## Direction
Pick out each line of the records that includes the string "text", and copy it.
________________________
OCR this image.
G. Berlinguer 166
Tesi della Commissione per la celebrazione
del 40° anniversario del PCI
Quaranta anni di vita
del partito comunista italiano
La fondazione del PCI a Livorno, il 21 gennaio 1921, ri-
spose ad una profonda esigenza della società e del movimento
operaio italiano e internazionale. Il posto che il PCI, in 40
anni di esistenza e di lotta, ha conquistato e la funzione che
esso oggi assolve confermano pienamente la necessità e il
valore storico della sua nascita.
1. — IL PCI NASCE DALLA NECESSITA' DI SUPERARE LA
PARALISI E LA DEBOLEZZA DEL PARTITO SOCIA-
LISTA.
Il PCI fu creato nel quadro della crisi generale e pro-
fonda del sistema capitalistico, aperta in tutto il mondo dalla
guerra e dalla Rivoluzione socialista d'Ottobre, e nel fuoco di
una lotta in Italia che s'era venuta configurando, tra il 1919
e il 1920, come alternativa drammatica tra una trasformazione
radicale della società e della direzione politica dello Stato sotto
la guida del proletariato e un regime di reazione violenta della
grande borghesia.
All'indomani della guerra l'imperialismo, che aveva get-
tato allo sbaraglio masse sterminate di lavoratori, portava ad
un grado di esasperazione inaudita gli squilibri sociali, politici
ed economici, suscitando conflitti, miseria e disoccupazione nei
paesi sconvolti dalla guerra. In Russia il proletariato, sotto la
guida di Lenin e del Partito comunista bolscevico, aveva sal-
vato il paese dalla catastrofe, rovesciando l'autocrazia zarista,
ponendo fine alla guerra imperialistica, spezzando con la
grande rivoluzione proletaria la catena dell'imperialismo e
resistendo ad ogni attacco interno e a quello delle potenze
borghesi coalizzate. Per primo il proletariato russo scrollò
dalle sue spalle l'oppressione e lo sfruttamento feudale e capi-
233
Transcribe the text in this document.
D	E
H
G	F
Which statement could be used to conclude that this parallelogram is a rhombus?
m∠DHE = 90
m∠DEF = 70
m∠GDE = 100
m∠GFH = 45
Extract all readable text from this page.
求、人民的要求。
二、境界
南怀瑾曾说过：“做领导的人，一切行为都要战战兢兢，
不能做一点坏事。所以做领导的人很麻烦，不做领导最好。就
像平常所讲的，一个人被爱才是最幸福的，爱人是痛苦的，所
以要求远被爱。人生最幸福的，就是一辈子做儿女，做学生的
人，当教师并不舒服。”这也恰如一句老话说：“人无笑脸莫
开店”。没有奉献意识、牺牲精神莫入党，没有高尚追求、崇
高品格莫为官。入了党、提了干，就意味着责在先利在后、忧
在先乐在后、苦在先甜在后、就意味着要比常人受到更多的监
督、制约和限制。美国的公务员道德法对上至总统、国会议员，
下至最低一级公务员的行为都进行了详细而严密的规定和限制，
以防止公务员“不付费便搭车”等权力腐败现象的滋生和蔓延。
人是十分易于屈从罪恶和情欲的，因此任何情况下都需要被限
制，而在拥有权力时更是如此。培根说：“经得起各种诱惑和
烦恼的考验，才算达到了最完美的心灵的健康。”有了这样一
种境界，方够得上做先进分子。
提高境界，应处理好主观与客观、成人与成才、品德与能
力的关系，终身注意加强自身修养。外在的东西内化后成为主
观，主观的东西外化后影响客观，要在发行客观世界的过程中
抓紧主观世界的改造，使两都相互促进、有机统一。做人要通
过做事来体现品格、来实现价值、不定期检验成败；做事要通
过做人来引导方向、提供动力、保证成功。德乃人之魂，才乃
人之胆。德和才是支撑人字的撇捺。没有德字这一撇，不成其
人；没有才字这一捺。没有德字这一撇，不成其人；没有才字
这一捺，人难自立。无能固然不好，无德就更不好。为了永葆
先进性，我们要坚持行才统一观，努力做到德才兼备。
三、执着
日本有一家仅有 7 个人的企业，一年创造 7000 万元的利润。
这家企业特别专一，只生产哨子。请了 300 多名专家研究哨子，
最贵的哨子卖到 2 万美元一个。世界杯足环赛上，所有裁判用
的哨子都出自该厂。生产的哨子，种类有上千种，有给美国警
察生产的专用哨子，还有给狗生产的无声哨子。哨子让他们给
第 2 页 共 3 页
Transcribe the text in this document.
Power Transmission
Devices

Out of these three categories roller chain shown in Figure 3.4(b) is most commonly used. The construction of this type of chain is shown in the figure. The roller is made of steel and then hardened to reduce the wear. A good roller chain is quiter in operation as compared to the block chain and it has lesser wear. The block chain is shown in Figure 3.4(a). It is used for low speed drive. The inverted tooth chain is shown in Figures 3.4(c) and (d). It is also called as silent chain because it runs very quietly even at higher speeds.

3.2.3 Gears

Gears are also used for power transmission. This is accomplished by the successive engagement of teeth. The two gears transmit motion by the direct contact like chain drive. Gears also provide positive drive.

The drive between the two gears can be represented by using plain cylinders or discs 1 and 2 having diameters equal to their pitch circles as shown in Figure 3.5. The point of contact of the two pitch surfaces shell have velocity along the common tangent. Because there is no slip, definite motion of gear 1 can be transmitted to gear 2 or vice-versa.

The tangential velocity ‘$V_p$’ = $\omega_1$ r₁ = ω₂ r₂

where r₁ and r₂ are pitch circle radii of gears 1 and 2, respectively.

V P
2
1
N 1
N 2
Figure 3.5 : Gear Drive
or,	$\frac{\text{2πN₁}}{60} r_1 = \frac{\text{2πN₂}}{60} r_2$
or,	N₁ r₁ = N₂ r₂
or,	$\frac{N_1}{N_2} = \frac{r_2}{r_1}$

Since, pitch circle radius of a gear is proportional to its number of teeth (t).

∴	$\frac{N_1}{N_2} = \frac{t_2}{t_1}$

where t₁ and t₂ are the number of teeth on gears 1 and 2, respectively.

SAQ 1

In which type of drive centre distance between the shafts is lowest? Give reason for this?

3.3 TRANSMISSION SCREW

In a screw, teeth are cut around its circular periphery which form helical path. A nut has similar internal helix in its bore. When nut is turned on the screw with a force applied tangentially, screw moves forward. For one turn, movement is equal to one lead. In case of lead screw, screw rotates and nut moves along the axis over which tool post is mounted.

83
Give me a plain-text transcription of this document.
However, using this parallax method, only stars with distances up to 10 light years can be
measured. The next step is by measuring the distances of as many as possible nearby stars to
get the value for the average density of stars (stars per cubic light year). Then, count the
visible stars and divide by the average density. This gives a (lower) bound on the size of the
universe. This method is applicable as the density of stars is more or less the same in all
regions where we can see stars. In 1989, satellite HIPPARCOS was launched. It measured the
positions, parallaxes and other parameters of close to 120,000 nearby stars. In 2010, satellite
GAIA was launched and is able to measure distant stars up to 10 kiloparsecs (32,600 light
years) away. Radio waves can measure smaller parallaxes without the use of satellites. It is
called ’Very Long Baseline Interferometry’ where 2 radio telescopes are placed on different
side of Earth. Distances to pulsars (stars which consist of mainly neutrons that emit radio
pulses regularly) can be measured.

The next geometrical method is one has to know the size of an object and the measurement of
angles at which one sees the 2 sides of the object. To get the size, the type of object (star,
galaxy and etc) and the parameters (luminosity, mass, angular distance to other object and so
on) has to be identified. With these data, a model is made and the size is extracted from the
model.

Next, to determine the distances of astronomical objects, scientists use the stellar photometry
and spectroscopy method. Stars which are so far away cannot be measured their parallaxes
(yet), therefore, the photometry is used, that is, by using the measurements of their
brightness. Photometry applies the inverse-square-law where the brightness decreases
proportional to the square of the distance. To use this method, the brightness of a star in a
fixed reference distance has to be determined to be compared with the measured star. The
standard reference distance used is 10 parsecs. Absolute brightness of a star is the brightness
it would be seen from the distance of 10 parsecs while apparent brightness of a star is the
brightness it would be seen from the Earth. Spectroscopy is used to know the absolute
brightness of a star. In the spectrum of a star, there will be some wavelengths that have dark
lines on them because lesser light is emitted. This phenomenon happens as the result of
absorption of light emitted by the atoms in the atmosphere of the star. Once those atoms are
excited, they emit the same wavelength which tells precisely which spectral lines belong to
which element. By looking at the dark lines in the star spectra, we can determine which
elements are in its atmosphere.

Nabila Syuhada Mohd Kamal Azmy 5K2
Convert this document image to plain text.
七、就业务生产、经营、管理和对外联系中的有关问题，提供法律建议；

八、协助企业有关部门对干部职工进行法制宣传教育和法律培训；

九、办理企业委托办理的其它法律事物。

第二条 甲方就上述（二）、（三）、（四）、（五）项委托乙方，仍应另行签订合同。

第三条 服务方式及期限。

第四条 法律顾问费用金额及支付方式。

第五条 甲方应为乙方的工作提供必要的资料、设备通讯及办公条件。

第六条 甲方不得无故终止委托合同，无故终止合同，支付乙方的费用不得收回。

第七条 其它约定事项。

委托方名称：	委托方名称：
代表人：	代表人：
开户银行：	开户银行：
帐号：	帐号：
________________________
## Expected answer
Transcribe the text in this document.
Extract all readable text from this page.
Transcribe the text in this document.
or,	$\frac{\text{2πN₁}}{60} r_1 = \frac{\text{2πN₂}}{60} r_2$
Give me a plain-text transcription of this document.
Convert this document image to plain text.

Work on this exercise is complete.